Problem to work on: Pictures in the data below are not part of the copy; transcribe everything else exactly.

===

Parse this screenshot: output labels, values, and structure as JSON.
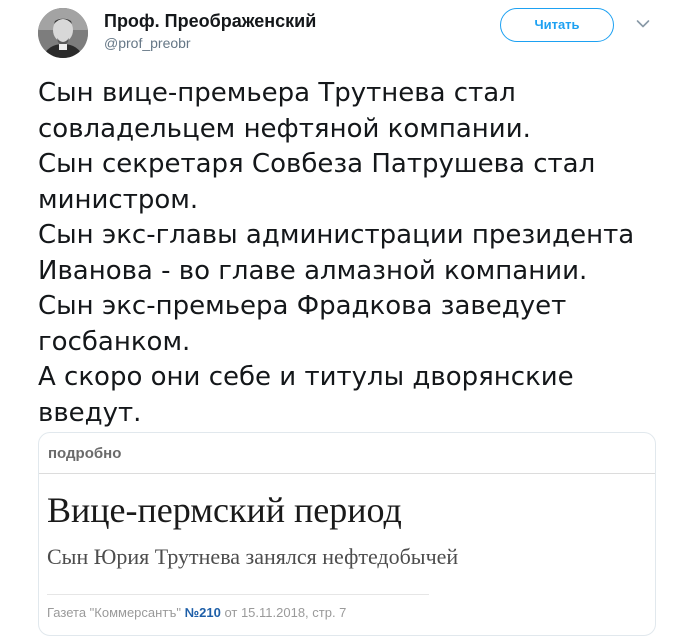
{
  "author": {
    "display_name": "Проф. Преображенский",
    "handle": "@prof_preobr"
  },
  "actions": {
    "follow_label": "Читать",
    "more_icon": "chevron-down-icon"
  },
  "tweet": {
    "lines": [
      "Сын вице-премьера Трутнева стал",
      "совладельцем нефтяной компании.",
      "Сын секретаря Совбеза Патрушева стал",
      "министром.",
      "Сын экс-главы администрации президента",
      "Иванова - во главе алмазной компании.",
      "Сын экс-премьера Фрадкова заведует",
      "госбанком.",
      "А скоро они себе и титулы дворянские",
      "введут."
    ]
  },
  "card": {
    "section_label": "подробно",
    "headline": "Вице-пермский период",
    "subheadline": "Сын Юрия Трутнева занялся нефтедобычей",
    "source_prefix": "Газета \"Коммерсантъ\" ",
    "source_number_sign": "№",
    "source_issue": "210",
    "source_suffix": " от 15.11.2018, стр. 7"
  },
  "colors": {
    "accent": "#1da1f2",
    "text": "#14171a",
    "muted": "#657786",
    "card_border": "#e1e8ed"
  }
}
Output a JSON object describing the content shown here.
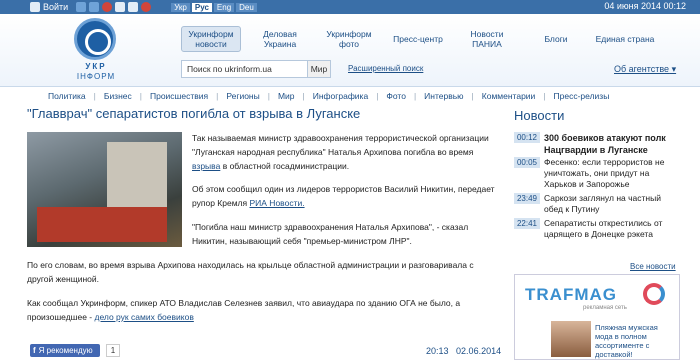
{
  "topbar": {
    "login": "Войти",
    "languages": [
      "Укр",
      "Рус",
      "Eng",
      "Deu"
    ],
    "active_language": "Рус",
    "datetime": "04 июня 2014 00:12"
  },
  "header": {
    "logo_line1": "УКР",
    "logo_line2": "ІНФОРМ",
    "nav_tabs": [
      {
        "label": "Укринформ новости"
      },
      {
        "label": "Деловая Украина"
      },
      {
        "label": "Укринформ фото"
      },
      {
        "label": "Пресс-центр"
      },
      {
        "label": "Новости ПАНИА"
      },
      {
        "label": "Блоги"
      },
      {
        "label": "Единая страна"
      }
    ],
    "search_placeholder": "Поиск по ukrinform.ua",
    "search_button": "Мир",
    "advanced_search": "Расширенный поиск",
    "about_agency": "Об агентстве"
  },
  "categories": [
    "Политика",
    "Бизнес",
    "Происшествия",
    "Регионы",
    "Мир",
    "Инфографика",
    "Фото",
    "Интервью",
    "Комментарии",
    "Пресс-релизы"
  ],
  "article": {
    "title": "\"Главврач\" сепаратистов погибла от взрыва в Луганске",
    "p1_text": "Так называемая министр здравоохранения террористической организации \"Луганская народная республика\" Наталья Архипова погибла во время",
    "p1_link": "взрыва",
    "p1_tail": "в областной госадминистрации.",
    "p2_text": "Об этом сообщил один из лидеров террористов Василий Никитин, передает рупор Кремля",
    "p2_link": "РИА Новости.",
    "p3_text": "\"Погибла наш министр здравоохранения Наталья Архипова\", - сказал Никитин, называющий себя \"премьер-министром ЛНР\".",
    "p4_text": "По его словам, во время взрыва Архипова находилась на крыльце областной администрации и разговаривала с другой женщиной.",
    "p5_text": "Как сообщал Укринформ, спикер АТО Владислав Селезнев заявил, что авиаудара по зданию ОГА не было, а произошедшее -",
    "p5_link": "дело рук самих боевиков",
    "like_label": "Я рекомендую",
    "like_count": "1",
    "time": "20:13",
    "date": "02.06.2014"
  },
  "sidebar": {
    "title": "Новости",
    "items": [
      {
        "time": "00:12",
        "text": "300 боевиков атакуют полк Нацгвардии в Луганске",
        "bold": true
      },
      {
        "time": "00:05",
        "text": "Фесенко: если террористов не уничтожать, они придут на Харьков и Запорожье",
        "bold": false
      },
      {
        "time": "23:49",
        "text": "Саркози заглянул на частный обед к Путину",
        "bold": false
      },
      {
        "time": "22:41",
        "text": "Сепаратисты открестились от царящего в Донецке рэкета",
        "bold": false
      }
    ],
    "all_news": "Все новости",
    "ad": {
      "logo": "TRAFMAG",
      "logo_sub": "рекламная сеть",
      "text": "Пляжная мужская мода в полном ассортименте с доставкой!"
    }
  }
}
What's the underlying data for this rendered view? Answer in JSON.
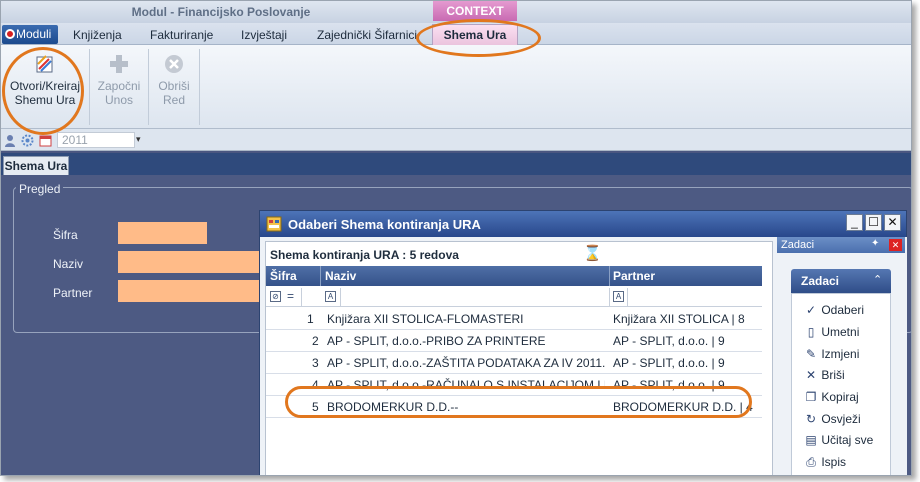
{
  "app": {
    "title": "Modul - Financijsko Poslovanje",
    "context_label": "CONTEXT"
  },
  "ribbon_tabs": [
    "Moduli",
    "Knjiženja",
    "Fakturiranje",
    "Izvještaji",
    "Zajednički Šifarnici",
    "Shema Ura"
  ],
  "ribbon_buttons": {
    "open": {
      "line1": "Otvori/Kreiraj",
      "line2": "Shemu Ura"
    },
    "start": {
      "line1": "Započni",
      "line2": "Unos"
    },
    "delete": {
      "line1": "Obriši",
      "line2": "Red"
    }
  },
  "quick_access": {
    "year": "2011"
  },
  "doc_tab": "Shema Ura",
  "form": {
    "group_title": "Pregled",
    "fields": [
      {
        "label": "Šifra"
      },
      {
        "label": "Naziv"
      },
      {
        "label": "Partner"
      }
    ]
  },
  "dialog": {
    "title": "Odaberi Shema kontiranja URA",
    "grid_caption": "Shema kontiranja URA : 5 redova",
    "columns": [
      "Šifra",
      "Naziv",
      "Partner"
    ],
    "filter": {
      "sifra_op": "="
    },
    "rows": [
      {
        "sifra": "1",
        "naziv": "Knjižara XII STOLICA-FLOMASTERI",
        "partner": "Knjižara XII STOLICA | 8"
      },
      {
        "sifra": "2",
        "naziv": "AP - SPLIT, d.o.o.-PRIBO ZA PRINTERE",
        "partner": "AP - SPLIT, d.o.o. | 9"
      },
      {
        "sifra": "3",
        "naziv": "AP - SPLIT, d.o.o.-ZAŠTITA PODATAKA ZA IV 2011.",
        "partner": "AP - SPLIT, d.o.o. | 9"
      },
      {
        "sifra": "4",
        "naziv": "AP - SPLIT, d.o.o.-RAČUNALO S INSTALACIJOM I UGRA",
        "partner": "AP - SPLIT, d.o.o. | 9"
      },
      {
        "sifra": "5",
        "naziv": "BRODOMERKUR D.D.--",
        "partner": "BRODOMERKUR D.D. | 4"
      }
    ]
  },
  "task_pane": {
    "title": "Zadaci",
    "group_title": "Zadaci",
    "items": [
      "Odaberi",
      "Umetni",
      "Izmjeni",
      "Briši",
      "Kopiraj",
      "Osvježi",
      "Učitaj sve",
      "Ispis"
    ],
    "icons": [
      "check-icon",
      "new-document-icon",
      "edit-icon",
      "delete-x-icon",
      "copy-icon",
      "refresh-icon",
      "load-all-icon",
      "print-icon"
    ]
  },
  "colors": {
    "highlight": "#e1771e",
    "field_fill": "#ffbb88",
    "context_tab": "#d67cc0"
  }
}
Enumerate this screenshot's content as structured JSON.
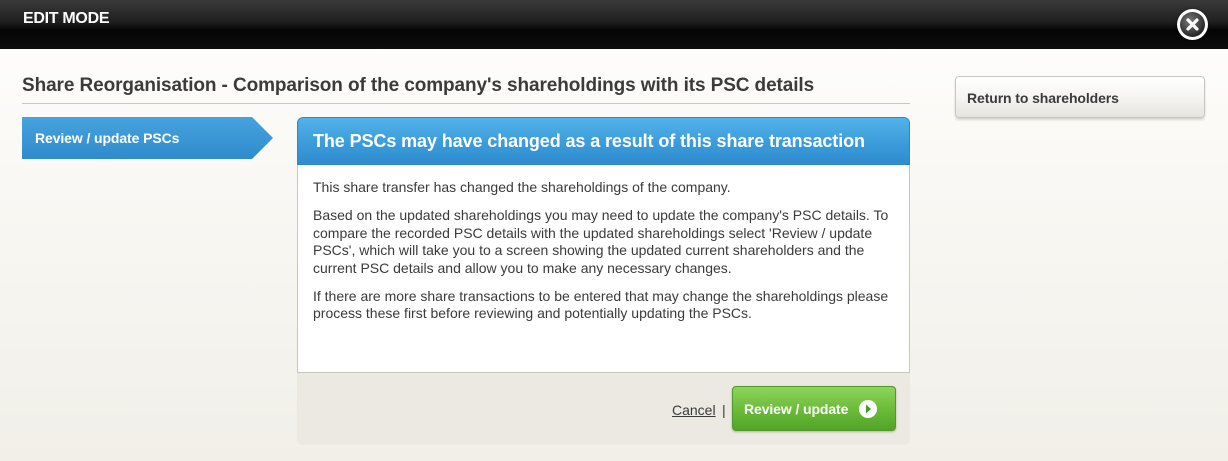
{
  "header": {
    "title": "EDIT MODE",
    "close_icon": "close-icon"
  },
  "page": {
    "title": "Share Reorganisation - Comparison of the company's shareholdings with its PSC details"
  },
  "steps": [
    {
      "label": "Review / update PSCs",
      "active": true
    }
  ],
  "sidebar": {
    "return_label": "Return to shareholders"
  },
  "panel": {
    "heading": "The PSCs may have changed as a result of this share transaction",
    "paragraphs": [
      "This share transfer has changed the shareholdings of the company.",
      "Based on the updated shareholdings you may need to update the company's PSC details. To compare the recorded PSC details with the updated shareholdings select 'Review / update PSCs', which will take you to a screen showing the updated current shareholders and the current PSC details and allow you to make any necessary changes.",
      "If there are more share transactions to be entered that may change the shareholdings please process these first before reviewing and potentially updating the PSCs."
    ],
    "cancel_label": "Cancel",
    "separator": "|",
    "primary_label": "Review / update",
    "primary_icon": "arrow-right-circle-icon"
  },
  "colors": {
    "accent_blue": "#3a9ad9",
    "primary_green": "#6dbd3b",
    "topbar": "#111111"
  }
}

===

Result for this exercise:
Parse this screenshot: output labels, values, and structure as JSON.
{
  "author": {
    "display_name": "Проф. Преображенский",
    "handle": "@prof_preobr"
  },
  "actions": {
    "follow_label": "Читать",
    "more_icon": "chevron-down-icon"
  },
  "tweet": {
    "lines": [
      "Сын вице-премьера Трутнева стал",
      "совладельцем нефтяной компании.",
      "Сын секретаря Совбеза Патрушева стал",
      "министром.",
      "Сын экс-главы администрации президента",
      "Иванова - во главе алмазной компании.",
      "Сын экс-премьера Фрадкова заведует",
      "госбанком.",
      "А скоро они себе и титулы дворянские",
      "введут."
    ]
  },
  "card": {
    "section_label": "подробно",
    "headline": "Вице-пермский период",
    "subheadline": "Сын Юрия Трутнева занялся нефтедобычей",
    "source_prefix": "Газета \"Коммерсантъ\" ",
    "source_number_sign": "№",
    "source_issue": "210",
    "source_suffix": " от 15.11.2018, стр. 7"
  },
  "colors": {
    "accent": "#1da1f2",
    "text": "#14171a",
    "muted": "#657786",
    "card_border": "#e1e8ed"
  }
}
Output a JSON object describing the content shown here.
{
  "topbar": {
    "login": "Войти",
    "languages": [
      "Укр",
      "Рус",
      "Eng",
      "Deu"
    ],
    "active_language": "Рус",
    "datetime": "04 июня 2014 00:12"
  },
  "header": {
    "logo_line1": "УКР",
    "logo_line2": "ІНФОРМ",
    "nav_tabs": [
      {
        "label": "Укринформ новости"
      },
      {
        "label": "Деловая Украина"
      },
      {
        "label": "Укринформ фото"
      },
      {
        "label": "Пресс-центр"
      },
      {
        "label": "Новости ПАНИА"
      },
      {
        "label": "Блоги"
      },
      {
        "label": "Единая страна"
      }
    ],
    "search_placeholder": "Поиск по ukrinform.ua",
    "search_button": "Мир",
    "advanced_search": "Расширенный поиск",
    "about_agency": "Об агентстве"
  },
  "categories": [
    "Политика",
    "Бизнес",
    "Происшествия",
    "Регионы",
    "Мир",
    "Инфографика",
    "Фото",
    "Интервью",
    "Комментарии",
    "Пресс-релизы"
  ],
  "article": {
    "title": "\"Главврач\" сепаратистов погибла от взрыва в Луганске",
    "p1_text": "Так называемая министр здравоохранения террористической организации \"Луганская народная республика\" Наталья Архипова погибла во время",
    "p1_link": "взрыва",
    "p1_tail": "в областной госадминистрации.",
    "p2_text": "Об этом сообщил один из лидеров террористов Василий Никитин, передает рупор Кремля",
    "p2_link": "РИА Новости.",
    "p3_text": "\"Погибла наш министр здравоохранения Наталья Архипова\", - сказал Никитин, называющий себя \"премьер-министром ЛНР\".",
    "p4_text": "По его словам, во время взрыва Архипова находилась на крыльце областной администрации и разговаривала с другой женщиной.",
    "p5_text": "Как сообщал Укринформ, спикер АТО Владислав Селезнев заявил, что авиаудара по зданию ОГА не было, а произошедшее -",
    "p5_link": "дело рук самих боевиков",
    "like_label": "Я рекомендую",
    "like_count": "1",
    "time": "20:13",
    "date": "02.06.2014"
  },
  "sidebar": {
    "title": "Новости",
    "items": [
      {
        "time": "00:12",
        "text": "300 боевиков атакуют полк Нацгвардии в Луганске",
        "bold": true
      },
      {
        "time": "00:05",
        "text": "Фесенко: если террористов не уничтожать, они придут на Харьков и Запорожье",
        "bold": false
      },
      {
        "time": "23:49",
        "text": "Саркози заглянул на частный обед к Путину",
        "bold": false
      },
      {
        "time": "22:41",
        "text": "Сепаратисты открестились от царящего в Донецке рэкета",
        "bold": false
      }
    ],
    "all_news": "Все новости",
    "ad": {
      "logo": "TRAFMAG",
      "logo_sub": "рекламная сеть",
      "text": "Пляжная мужская мода в полном ассортименте с доставкой!"
    }
  }
}
What's the underlying data for this rendered view? Answer in JSON.
{
  "app": {
    "title": "Modul - Financijsko Poslovanje",
    "context_label": "CONTEXT"
  },
  "ribbon_tabs": [
    "Moduli",
    "Knjiženja",
    "Fakturiranje",
    "Izvještaji",
    "Zajednički Šifarnici",
    "Shema Ura"
  ],
  "ribbon_buttons": {
    "open": {
      "line1": "Otvori/Kreiraj",
      "line2": "Shemu Ura"
    },
    "start": {
      "line1": "Započni",
      "line2": "Unos"
    },
    "delete": {
      "line1": "Obriši",
      "line2": "Red"
    }
  },
  "quick_access": {
    "year": "2011"
  },
  "doc_tab": "Shema Ura",
  "form": {
    "group_title": "Pregled",
    "fields": [
      {
        "label": "Šifra"
      },
      {
        "label": "Naziv"
      },
      {
        "label": "Partner"
      }
    ]
  },
  "dialog": {
    "title": "Odaberi Shema kontiranja URA",
    "grid_caption": "Shema kontiranja URA : 5 redova",
    "columns": [
      "Šifra",
      "Naziv",
      "Partner"
    ],
    "filter": {
      "sifra_op": "="
    },
    "rows": [
      {
        "sifra": "1",
        "naziv": "Knjižara XII STOLICA-FLOMASTERI",
        "partner": "Knjižara XII STOLICA | 8"
      },
      {
        "sifra": "2",
        "naziv": "AP - SPLIT, d.o.o.-PRIBO ZA PRINTERE",
        "partner": "AP - SPLIT, d.o.o. | 9"
      },
      {
        "sifra": "3",
        "naziv": "AP - SPLIT, d.o.o.-ZAŠTITA PODATAKA ZA IV 2011.",
        "partner": "AP - SPLIT, d.o.o. | 9"
      },
      {
        "sifra": "4",
        "naziv": "AP - SPLIT, d.o.o.-RAČUNALO S INSTALACIJOM I UGRA",
        "partner": "AP - SPLIT, d.o.o. | 9"
      },
      {
        "sifra": "5",
        "naziv": "BRODOMERKUR D.D.--",
        "partner": "BRODOMERKUR D.D. | 4"
      }
    ]
  },
  "task_pane": {
    "title": "Zadaci",
    "group_title": "Zadaci",
    "items": [
      "Odaberi",
      "Umetni",
      "Izmjeni",
      "Briši",
      "Kopiraj",
      "Osvježi",
      "Učitaj sve",
      "Ispis"
    ],
    "icons": [
      "check-icon",
      "new-document-icon",
      "edit-icon",
      "delete-x-icon",
      "copy-icon",
      "refresh-icon",
      "load-all-icon",
      "print-icon"
    ]
  },
  "colors": {
    "highlight": "#e1771e",
    "field_fill": "#ffbb88",
    "context_tab": "#d67cc0"
  }
}
Enumerate this screenshot's content as structured JSON.
{
  "header": {
    "title": "EDIT MODE",
    "close_icon": "close-icon"
  },
  "page": {
    "title": "Share Reorganisation - Comparison of the company's shareholdings with its PSC details"
  },
  "steps": [
    {
      "label": "Review / update PSCs",
      "active": true
    }
  ],
  "sidebar": {
    "return_label": "Return to shareholders"
  },
  "panel": {
    "heading": "The PSCs may have changed as a result of this share transaction",
    "paragraphs": [
      "This share transfer has changed the shareholdings of the company.",
      "Based on the updated shareholdings you may need to update the company's PSC details. To compare the recorded PSC details with the updated shareholdings select 'Review / update PSCs', which will take you to a screen showing the updated current shareholders and the current PSC details and allow you to make any necessary changes.",
      "If there are more share transactions to be entered that may change the shareholdings please process these first before reviewing and potentially updating the PSCs."
    ],
    "cancel_label": "Cancel",
    "separator": "|",
    "primary_label": "Review / update",
    "primary_icon": "arrow-right-circle-icon"
  },
  "colors": {
    "accent_blue": "#3a9ad9",
    "primary_green": "#6dbd3b",
    "topbar": "#111111"
  }
}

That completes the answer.